* **Goal**
Among the entries below, find the lines with "Mean" and copy them.

* **Supplied material**
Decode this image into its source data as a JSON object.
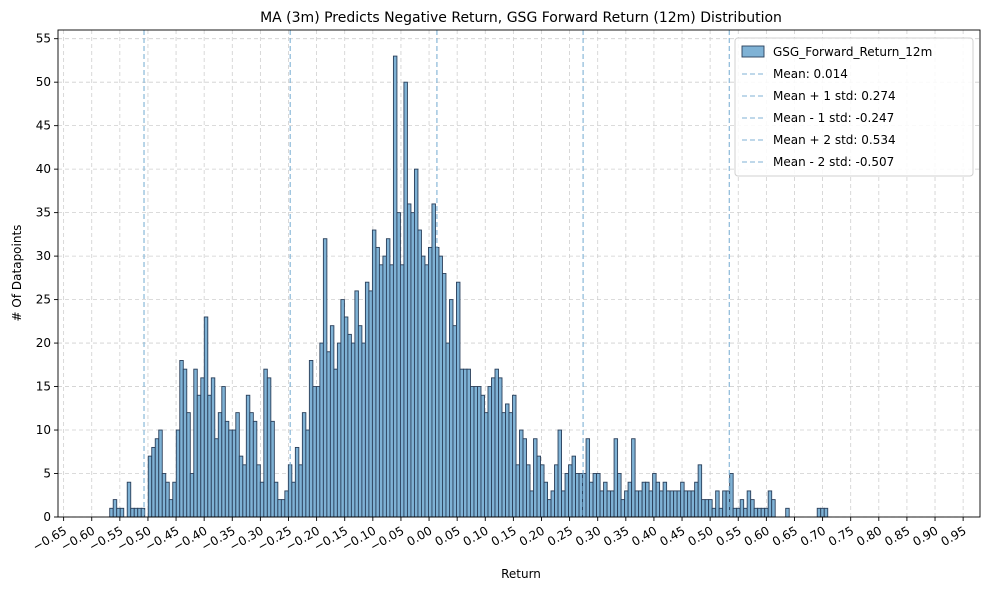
{
  "chart_data": {
    "type": "bar",
    "title": "MA (3m) Predicts Negative Return, GSG Forward Return (12m) Distribution",
    "xlabel": "Return",
    "ylabel": "# Of Datapoints",
    "xlim": [
      -0.66,
      0.98
    ],
    "ylim": [
      0,
      56
    ],
    "x_ticks": [
      -0.65,
      -0.6,
      -0.55,
      -0.5,
      -0.45,
      -0.4,
      -0.35,
      -0.3,
      -0.25,
      -0.2,
      -0.15,
      -0.1,
      -0.05,
      0.0,
      0.05,
      0.1,
      0.15,
      0.2,
      0.25,
      0.3,
      0.35,
      0.4,
      0.45,
      0.5,
      0.55,
      0.6,
      0.65,
      0.7,
      0.75,
      0.8,
      0.85,
      0.9,
      0.95
    ],
    "x_tick_labels": [
      "−0.65",
      "−0.60",
      "−0.55",
      "−0.50",
      "−0.45",
      "−0.40",
      "−0.35",
      "−0.30",
      "−0.25",
      "−0.20",
      "−0.15",
      "−0.10",
      "−0.05",
      "0.00",
      "0.05",
      "0.10",
      "0.15",
      "0.20",
      "0.25",
      "0.30",
      "0.35",
      "0.40",
      "0.45",
      "0.50",
      "0.55",
      "0.60",
      "0.65",
      "0.70",
      "0.75",
      "0.80",
      "0.85",
      "0.90",
      "0.95"
    ],
    "y_ticks": [
      0,
      5,
      10,
      15,
      20,
      25,
      30,
      35,
      40,
      45,
      50,
      55
    ],
    "grid": true,
    "legend_position": "top-right",
    "bin_start": -0.568,
    "bin_width": 0.00623,
    "counts": [
      1,
      2,
      1,
      1,
      0,
      4,
      1,
      1,
      1,
      1,
      0,
      7,
      8,
      9,
      10,
      5,
      4,
      2,
      4,
      10,
      18,
      17,
      12,
      5,
      17,
      14,
      16,
      23,
      14,
      16,
      9,
      12,
      15,
      11,
      10,
      10,
      12,
      7,
      6,
      14,
      12,
      11,
      6,
      4,
      17,
      16,
      11,
      4,
      2,
      2,
      3,
      6,
      4,
      8,
      6,
      12,
      10,
      18,
      15,
      15,
      20,
      32,
      19,
      22,
      17,
      20,
      25,
      23,
      21,
      20,
      26,
      22,
      20,
      27,
      26,
      33,
      31,
      29,
      30,
      32,
      29,
      53,
      35,
      29,
      50,
      36,
      35,
      40,
      33,
      30,
      29,
      31,
      36,
      31,
      30,
      28,
      20,
      25,
      22,
      27,
      17,
      17,
      17,
      15,
      15,
      15,
      14,
      12,
      15,
      16,
      17,
      16,
      12,
      13,
      12,
      14,
      6,
      10,
      9,
      6,
      3,
      9,
      7,
      6,
      4,
      2,
      3,
      6,
      10,
      3,
      5,
      6,
      7,
      5,
      5,
      5,
      9,
      4,
      5,
      5,
      3,
      4,
      3,
      3,
      9,
      5,
      2,
      3,
      4,
      9,
      3,
      3,
      4,
      4,
      3,
      5,
      4,
      3,
      4,
      3,
      3,
      3,
      3,
      4,
      3,
      3,
      3,
      4,
      6,
      2,
      2,
      2,
      1,
      3,
      1,
      3,
      3,
      5,
      1,
      1,
      2,
      1,
      3,
      2,
      1,
      1,
      1,
      1,
      3,
      2,
      0,
      0,
      0,
      1,
      0,
      0,
      0,
      0,
      0,
      0,
      0,
      0,
      1,
      1,
      1
    ],
    "series": [
      {
        "name": "GSG_Forward_Return_12m",
        "color": "#7fb2d5",
        "edge_color": "#2a3f5a"
      }
    ],
    "reference_lines": [
      {
        "label": "Mean: 0.014",
        "x": 0.014
      },
      {
        "label": "Mean + 1 std: 0.274",
        "x": 0.274
      },
      {
        "label": "Mean - 1 std: -0.247",
        "x": -0.247
      },
      {
        "label": "Mean + 2 std: 0.534",
        "x": 0.534
      },
      {
        "label": "Mean - 2 std: -0.507",
        "x": -0.507
      }
    ],
    "reference_line_color": "#7fb2d5"
  }
}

* **Full answer**
        "label": "Mean: 0.014",
        "label": "Mean + 1 std: 0.274",
        "label": "Mean - 1 std: -0.247",
        "label": "Mean + 2 std: 0.534",
        "label": "Mean - 2 std: -0.507",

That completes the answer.